▶ **WHAT IS BEING ASKED**
Please give back every entry in full, word for word, but none of the pictures.

======== GIVEN RECORDS

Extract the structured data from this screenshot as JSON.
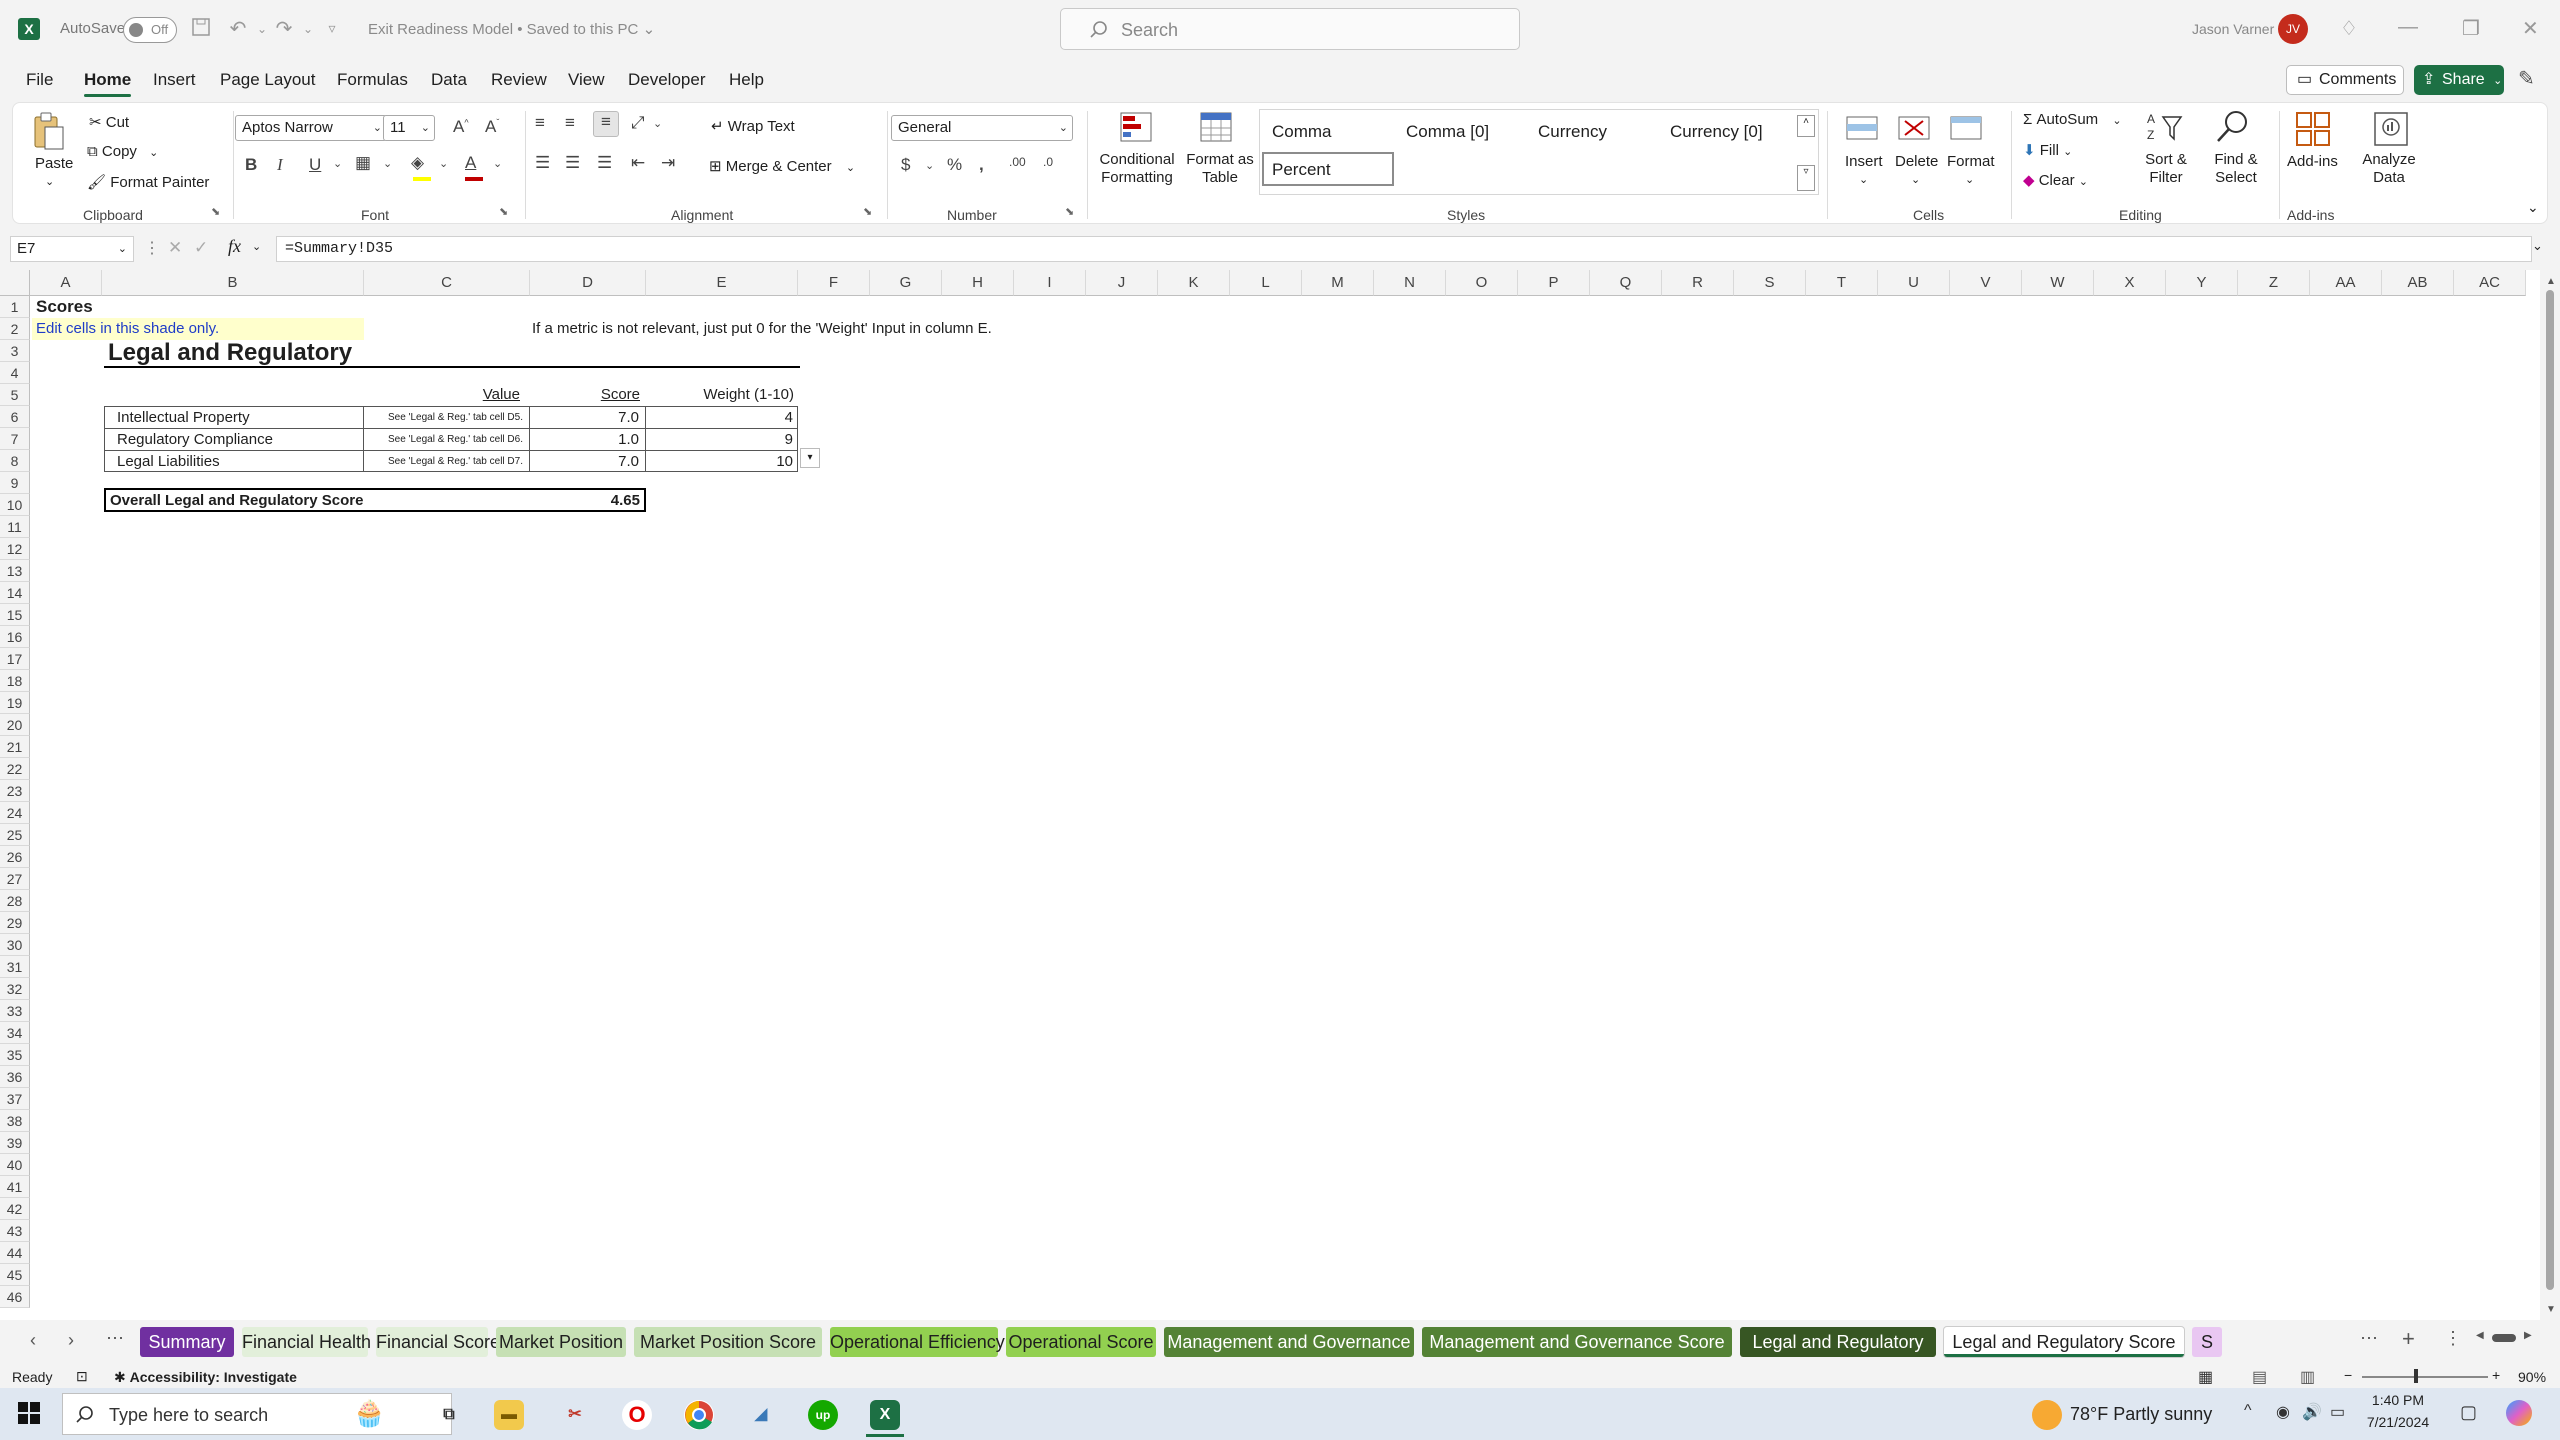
{
  "titlebar": {
    "app_icon": "excel-icon",
    "autosave_label": "AutoSave",
    "autosave_state": "Off",
    "document_title": "Exit Readiness Model • Saved to this PC",
    "search_placeholder": "Search",
    "user_name": "Jason Varner",
    "user_initials": "JV"
  },
  "menu": {
    "tabs": [
      "File",
      "Home",
      "Insert",
      "Page Layout",
      "Formulas",
      "Data",
      "Review",
      "View",
      "Developer",
      "Help"
    ],
    "active": "Home",
    "comments_label": "Comments",
    "share_label": "Share"
  },
  "ribbon": {
    "clipboard": {
      "paste": "Paste",
      "cut": "Cut",
      "copy": "Copy",
      "format_painter": "Format Painter",
      "group": "Clipboard"
    },
    "font": {
      "name": "Aptos Narrow",
      "size": "11",
      "group": "Font"
    },
    "alignment": {
      "wrap_text": "Wrap Text",
      "merge_center": "Merge & Center",
      "group": "Alignment"
    },
    "number": {
      "format": "General",
      "group": "Number"
    },
    "styles": {
      "conditional_formatting": "Conditional Formatting",
      "format_as_table": "Format as Table",
      "cells": [
        "Comma",
        "Comma [0]",
        "Currency",
        "Currency [0]",
        "Percent"
      ],
      "group": "Styles"
    },
    "cells": {
      "insert": "Insert",
      "delete": "Delete",
      "format": "Format",
      "group": "Cells"
    },
    "editing": {
      "autosum": "AutoSum",
      "fill": "Fill",
      "clear": "Clear",
      "sort_filter": "Sort & Filter",
      "find_select": "Find & Select",
      "group": "Editing"
    },
    "addins": {
      "addins": "Add-ins",
      "analyze": "Analyze Data",
      "group": "Add-ins"
    }
  },
  "formula_bar": {
    "name_box": "E7",
    "formula": "=Summary!D35"
  },
  "grid": {
    "columns": [
      "A",
      "B",
      "C",
      "D",
      "E",
      "F",
      "G",
      "H",
      "I",
      "J",
      "K",
      "L",
      "M",
      "N",
      "O",
      "P",
      "Q",
      "R",
      "S",
      "T",
      "U",
      "V",
      "W",
      "X",
      "Y",
      "Z",
      "AA",
      "AB",
      "AC"
    ],
    "rows": [
      "1",
      "2",
      "3",
      "4",
      "5",
      "6",
      "7",
      "8",
      "9",
      "10",
      "11",
      "12",
      "13",
      "14",
      "15",
      "16",
      "17",
      "18",
      "19",
      "20",
      "21",
      "22",
      "23",
      "24",
      "25",
      "26",
      "27",
      "28",
      "29",
      "30",
      "31",
      "32",
      "33",
      "34",
      "35",
      "36",
      "37",
      "38",
      "39",
      "40",
      "41",
      "42",
      "43",
      "44",
      "45",
      "46"
    ],
    "a1": "Scores",
    "a2": "Edit cells in this shade only.",
    "note": "If a metric is not relevant, just put 0 for the 'Weight' Input in column E.",
    "section_title": "Legal and Regulatory",
    "headers": {
      "value": "Value",
      "score": "Score",
      "weight": "Weight (1-10)"
    },
    "metrics": [
      {
        "name": "Intellectual Property",
        "value": "See 'Legal & Reg.' tab cell D5.",
        "score": "7.0",
        "weight": "4"
      },
      {
        "name": "Regulatory Compliance",
        "value": "See 'Legal & Reg.' tab cell D6.",
        "score": "1.0",
        "weight": "9"
      },
      {
        "name": "Legal Liabilities",
        "value": "See 'Legal & Reg.' tab cell D7.",
        "score": "7.0",
        "weight": "10"
      }
    ],
    "overall_label": "Overall Legal and Regulatory Score",
    "overall_value": "4.65"
  },
  "sheet_tabs": [
    {
      "label": "Summary",
      "bg": "#7030a0",
      "fg": "#ffffff"
    },
    {
      "label": "Financial Health",
      "bg": "#e2efda",
      "fg": "#1f1f1f"
    },
    {
      "label": "Financial Score",
      "bg": "#e2efda",
      "fg": "#1f1f1f"
    },
    {
      "label": "Market Position",
      "bg": "#c6e0b4",
      "fg": "#1f1f1f"
    },
    {
      "label": "Market Position Score",
      "bg": "#c6e0b4",
      "fg": "#1f1f1f"
    },
    {
      "label": "Operational Efficiency",
      "bg": "#92d050",
      "fg": "#1f1f1f"
    },
    {
      "label": "Operational Score",
      "bg": "#92d050",
      "fg": "#1f1f1f"
    },
    {
      "label": "Management and Governance",
      "bg": "#548235",
      "fg": "#ffffff"
    },
    {
      "label": "Management and Governance Score",
      "bg": "#548235",
      "fg": "#ffffff"
    },
    {
      "label": "Legal and Regulatory",
      "bg": "#375623",
      "fg": "#ffffff"
    },
    {
      "label": "Legal and Regulatory Score",
      "bg": "#ffffff",
      "fg": "#1f1f1f"
    },
    {
      "label": "S",
      "bg": "#e9c7f2",
      "fg": "#1f1f1f"
    }
  ],
  "status": {
    "ready": "Ready",
    "accessibility": "Accessibility: Investigate",
    "zoom": "90%"
  },
  "taskbar": {
    "search_placeholder": "Type here to search",
    "weather": "78°F  Partly sunny",
    "time": "1:40 PM",
    "date": "7/21/2024"
  }
}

================

▶ **WRITTEN RESPONSE**
Extract the structured data from this screenshot as JSON.
{
  "titlebar": {
    "app_icon": "excel-icon",
    "autosave_label": "AutoSave",
    "autosave_state": "Off",
    "document_title": "Exit Readiness Model • Saved to this PC",
    "search_placeholder": "Search",
    "user_name": "Jason Varner",
    "user_initials": "JV"
  },
  "menu": {
    "tabs": [
      "File",
      "Home",
      "Insert",
      "Page Layout",
      "Formulas",
      "Data",
      "Review",
      "View",
      "Developer",
      "Help"
    ],
    "active": "Home",
    "comments_label": "Comments",
    "share_label": "Share"
  },
  "ribbon": {
    "clipboard": {
      "paste": "Paste",
      "cut": "Cut",
      "copy": "Copy",
      "format_painter": "Format Painter",
      "group": "Clipboard"
    },
    "font": {
      "name": "Aptos Narrow",
      "size": "11",
      "group": "Font"
    },
    "alignment": {
      "wrap_text": "Wrap Text",
      "merge_center": "Merge & Center",
      "group": "Alignment"
    },
    "number": {
      "format": "General",
      "group": "Number"
    },
    "styles": {
      "conditional_formatting": "Conditional Formatting",
      "format_as_table": "Format as Table",
      "cells": [
        "Comma",
        "Comma [0]",
        "Currency",
        "Currency [0]",
        "Percent"
      ],
      "group": "Styles"
    },
    "cells": {
      "insert": "Insert",
      "delete": "Delete",
      "format": "Format",
      "group": "Cells"
    },
    "editing": {
      "autosum": "AutoSum",
      "fill": "Fill",
      "clear": "Clear",
      "sort_filter": "Sort & Filter",
      "find_select": "Find & Select",
      "group": "Editing"
    },
    "addins": {
      "addins": "Add-ins",
      "analyze": "Analyze Data",
      "group": "Add-ins"
    }
  },
  "formula_bar": {
    "name_box": "E7",
    "formula": "=Summary!D35"
  },
  "grid": {
    "columns": [
      "A",
      "B",
      "C",
      "D",
      "E",
      "F",
      "G",
      "H",
      "I",
      "J",
      "K",
      "L",
      "M",
      "N",
      "O",
      "P",
      "Q",
      "R",
      "S",
      "T",
      "U",
      "V",
      "W",
      "X",
      "Y",
      "Z",
      "AA",
      "AB",
      "AC"
    ],
    "rows": [
      "1",
      "2",
      "3",
      "4",
      "5",
      "6",
      "7",
      "8",
      "9",
      "10",
      "11",
      "12",
      "13",
      "14",
      "15",
      "16",
      "17",
      "18",
      "19",
      "20",
      "21",
      "22",
      "23",
      "24",
      "25",
      "26",
      "27",
      "28",
      "29",
      "30",
      "31",
      "32",
      "33",
      "34",
      "35",
      "36",
      "37",
      "38",
      "39",
      "40",
      "41",
      "42",
      "43",
      "44",
      "45",
      "46"
    ],
    "a1": "Scores",
    "a2": "Edit cells in this shade only.",
    "note": "If a metric is not relevant, just put 0 for the 'Weight' Input in column E.",
    "section_title": "Legal and Regulatory",
    "headers": {
      "value": "Value",
      "score": "Score",
      "weight": "Weight (1-10)"
    },
    "metrics": [
      {
        "name": "Intellectual Property",
        "value": "See 'Legal & Reg.' tab cell D5.",
        "score": "7.0",
        "weight": "4"
      },
      {
        "name": "Regulatory Compliance",
        "value": "See 'Legal & Reg.' tab cell D6.",
        "score": "1.0",
        "weight": "9"
      },
      {
        "name": "Legal Liabilities",
        "value": "See 'Legal & Reg.' tab cell D7.",
        "score": "7.0",
        "weight": "10"
      }
    ],
    "overall_label": "Overall Legal and Regulatory Score",
    "overall_value": "4.65"
  },
  "sheet_tabs": [
    {
      "label": "Summary",
      "bg": "#7030a0",
      "fg": "#ffffff"
    },
    {
      "label": "Financial Health",
      "bg": "#e2efda",
      "fg": "#1f1f1f"
    },
    {
      "label": "Financial Score",
      "bg": "#e2efda",
      "fg": "#1f1f1f"
    },
    {
      "label": "Market Position",
      "bg": "#c6e0b4",
      "fg": "#1f1f1f"
    },
    {
      "label": "Market Position Score",
      "bg": "#c6e0b4",
      "fg": "#1f1f1f"
    },
    {
      "label": "Operational Efficiency",
      "bg": "#92d050",
      "fg": "#1f1f1f"
    },
    {
      "label": "Operational Score",
      "bg": "#92d050",
      "fg": "#1f1f1f"
    },
    {
      "label": "Management and Governance",
      "bg": "#548235",
      "fg": "#ffffff"
    },
    {
      "label": "Management and Governance Score",
      "bg": "#548235",
      "fg": "#ffffff"
    },
    {
      "label": "Legal and Regulatory",
      "bg": "#375623",
      "fg": "#ffffff"
    },
    {
      "label": "Legal and Regulatory Score",
      "bg": "#ffffff",
      "fg": "#1f1f1f"
    },
    {
      "label": "S",
      "bg": "#e9c7f2",
      "fg": "#1f1f1f"
    }
  ],
  "status": {
    "ready": "Ready",
    "accessibility": "Accessibility: Investigate",
    "zoom": "90%"
  },
  "taskbar": {
    "search_placeholder": "Type here to search",
    "weather": "78°F  Partly sunny",
    "time": "1:40 PM",
    "date": "7/21/2024"
  }
}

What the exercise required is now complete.